* **Problem description**
Rewrite the records from their start through the line containing "backpack-cake-icon <box>260 781 328 855</box>", replacing "card-accent-strip" with "card-highlight-strip" and leaving everything else unchanged.

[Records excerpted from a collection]
──────────

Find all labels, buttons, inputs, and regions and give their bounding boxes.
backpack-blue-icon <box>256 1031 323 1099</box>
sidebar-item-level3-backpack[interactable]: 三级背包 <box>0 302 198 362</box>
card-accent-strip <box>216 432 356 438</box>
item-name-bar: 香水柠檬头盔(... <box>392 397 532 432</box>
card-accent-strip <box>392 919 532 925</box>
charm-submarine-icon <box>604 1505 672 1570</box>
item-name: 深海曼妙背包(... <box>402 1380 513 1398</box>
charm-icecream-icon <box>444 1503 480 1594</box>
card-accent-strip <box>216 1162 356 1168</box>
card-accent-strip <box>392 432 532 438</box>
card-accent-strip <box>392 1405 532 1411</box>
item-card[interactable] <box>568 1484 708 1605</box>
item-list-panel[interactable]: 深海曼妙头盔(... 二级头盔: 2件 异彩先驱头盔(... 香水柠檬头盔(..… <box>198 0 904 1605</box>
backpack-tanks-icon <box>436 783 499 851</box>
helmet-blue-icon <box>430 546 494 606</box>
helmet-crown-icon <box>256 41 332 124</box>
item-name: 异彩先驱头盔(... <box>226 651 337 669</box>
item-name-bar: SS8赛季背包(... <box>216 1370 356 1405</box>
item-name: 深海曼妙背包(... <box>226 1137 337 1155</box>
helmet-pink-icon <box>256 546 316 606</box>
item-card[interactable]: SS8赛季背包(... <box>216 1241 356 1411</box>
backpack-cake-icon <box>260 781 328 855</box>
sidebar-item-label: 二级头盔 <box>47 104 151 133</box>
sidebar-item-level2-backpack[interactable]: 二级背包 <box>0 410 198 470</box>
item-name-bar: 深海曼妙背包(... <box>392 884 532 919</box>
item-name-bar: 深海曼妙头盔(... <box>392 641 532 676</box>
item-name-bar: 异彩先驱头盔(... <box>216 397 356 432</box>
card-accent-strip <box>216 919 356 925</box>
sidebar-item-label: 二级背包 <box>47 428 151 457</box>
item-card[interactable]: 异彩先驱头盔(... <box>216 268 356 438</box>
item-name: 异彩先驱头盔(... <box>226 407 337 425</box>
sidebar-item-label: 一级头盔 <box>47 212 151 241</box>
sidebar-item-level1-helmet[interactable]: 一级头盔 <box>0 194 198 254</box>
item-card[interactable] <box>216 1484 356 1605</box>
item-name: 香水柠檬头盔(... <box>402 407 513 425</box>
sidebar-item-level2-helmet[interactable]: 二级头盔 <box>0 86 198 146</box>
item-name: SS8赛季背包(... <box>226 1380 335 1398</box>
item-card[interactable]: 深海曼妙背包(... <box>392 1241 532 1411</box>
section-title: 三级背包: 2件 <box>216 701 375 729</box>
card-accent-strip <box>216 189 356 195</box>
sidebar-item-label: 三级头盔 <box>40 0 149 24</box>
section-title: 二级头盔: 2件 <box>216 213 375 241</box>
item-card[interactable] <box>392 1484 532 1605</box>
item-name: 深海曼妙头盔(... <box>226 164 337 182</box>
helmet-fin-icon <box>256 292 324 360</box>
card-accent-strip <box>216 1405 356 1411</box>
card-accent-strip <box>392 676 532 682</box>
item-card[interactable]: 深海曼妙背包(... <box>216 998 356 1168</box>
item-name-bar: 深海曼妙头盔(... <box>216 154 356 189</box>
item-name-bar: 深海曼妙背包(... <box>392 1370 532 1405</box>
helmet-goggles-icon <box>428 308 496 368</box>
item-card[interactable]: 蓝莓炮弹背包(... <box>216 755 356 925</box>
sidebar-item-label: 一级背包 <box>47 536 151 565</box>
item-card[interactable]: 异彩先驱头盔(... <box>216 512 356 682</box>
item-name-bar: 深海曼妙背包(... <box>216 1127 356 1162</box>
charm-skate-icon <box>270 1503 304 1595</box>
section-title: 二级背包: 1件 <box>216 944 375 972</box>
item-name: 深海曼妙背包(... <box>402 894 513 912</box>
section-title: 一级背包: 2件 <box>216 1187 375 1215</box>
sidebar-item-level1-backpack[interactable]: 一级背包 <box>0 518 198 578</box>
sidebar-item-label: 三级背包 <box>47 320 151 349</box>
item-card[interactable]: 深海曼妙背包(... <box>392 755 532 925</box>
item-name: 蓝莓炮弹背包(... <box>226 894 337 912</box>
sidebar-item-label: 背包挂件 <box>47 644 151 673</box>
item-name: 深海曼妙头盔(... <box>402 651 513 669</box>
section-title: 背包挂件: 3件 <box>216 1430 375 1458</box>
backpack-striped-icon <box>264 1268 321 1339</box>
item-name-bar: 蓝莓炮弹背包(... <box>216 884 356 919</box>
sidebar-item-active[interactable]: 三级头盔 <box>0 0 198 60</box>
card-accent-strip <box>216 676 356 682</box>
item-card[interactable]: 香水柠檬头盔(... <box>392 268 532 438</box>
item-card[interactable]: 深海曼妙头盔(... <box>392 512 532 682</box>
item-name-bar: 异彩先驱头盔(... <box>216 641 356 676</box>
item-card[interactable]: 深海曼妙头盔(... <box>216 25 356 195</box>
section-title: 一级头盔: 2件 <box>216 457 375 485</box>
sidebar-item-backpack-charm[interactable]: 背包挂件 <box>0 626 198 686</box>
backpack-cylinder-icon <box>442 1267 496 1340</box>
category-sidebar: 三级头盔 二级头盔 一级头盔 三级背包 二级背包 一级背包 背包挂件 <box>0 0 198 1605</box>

──────────

* **Final result**
Find all labels, buttons, inputs, and regions and give their bounding boxes.
backpack-blue-icon <box>256 1031 323 1099</box>
sidebar-item-level3-backpack[interactable]: 三级背包 <box>0 302 198 362</box>
card-highlight-strip <box>216 432 356 438</box>
item-name-bar: 香水柠檬头盔(... <box>392 397 532 432</box>
card-highlight-strip <box>392 919 532 925</box>
charm-submarine-icon <box>604 1505 672 1570</box>
item-name: 深海曼妙背包(... <box>402 1380 513 1398</box>
charm-icecream-icon <box>444 1503 480 1594</box>
card-highlight-strip <box>216 1162 356 1168</box>
card-highlight-strip <box>392 432 532 438</box>
card-highlight-strip <box>392 1405 532 1411</box>
item-card[interactable] <box>568 1484 708 1605</box>
item-list-panel[interactable]: 深海曼妙头盔(... 二级头盔: 2件 异彩先驱头盔(... 香水柠檬头盔(..… <box>198 0 904 1605</box>
backpack-tanks-icon <box>436 783 499 851</box>
helmet-blue-icon <box>430 546 494 606</box>
helmet-crown-icon <box>256 41 332 124</box>
item-name: 异彩先驱头盔(... <box>226 651 337 669</box>
item-name-bar: SS8赛季背包(... <box>216 1370 356 1405</box>
item-name: 深海曼妙背包(... <box>226 1137 337 1155</box>
helmet-pink-icon <box>256 546 316 606</box>
item-card[interactable]: SS8赛季背包(... <box>216 1241 356 1411</box>
backpack-cake-icon <box>260 781 328 855</box>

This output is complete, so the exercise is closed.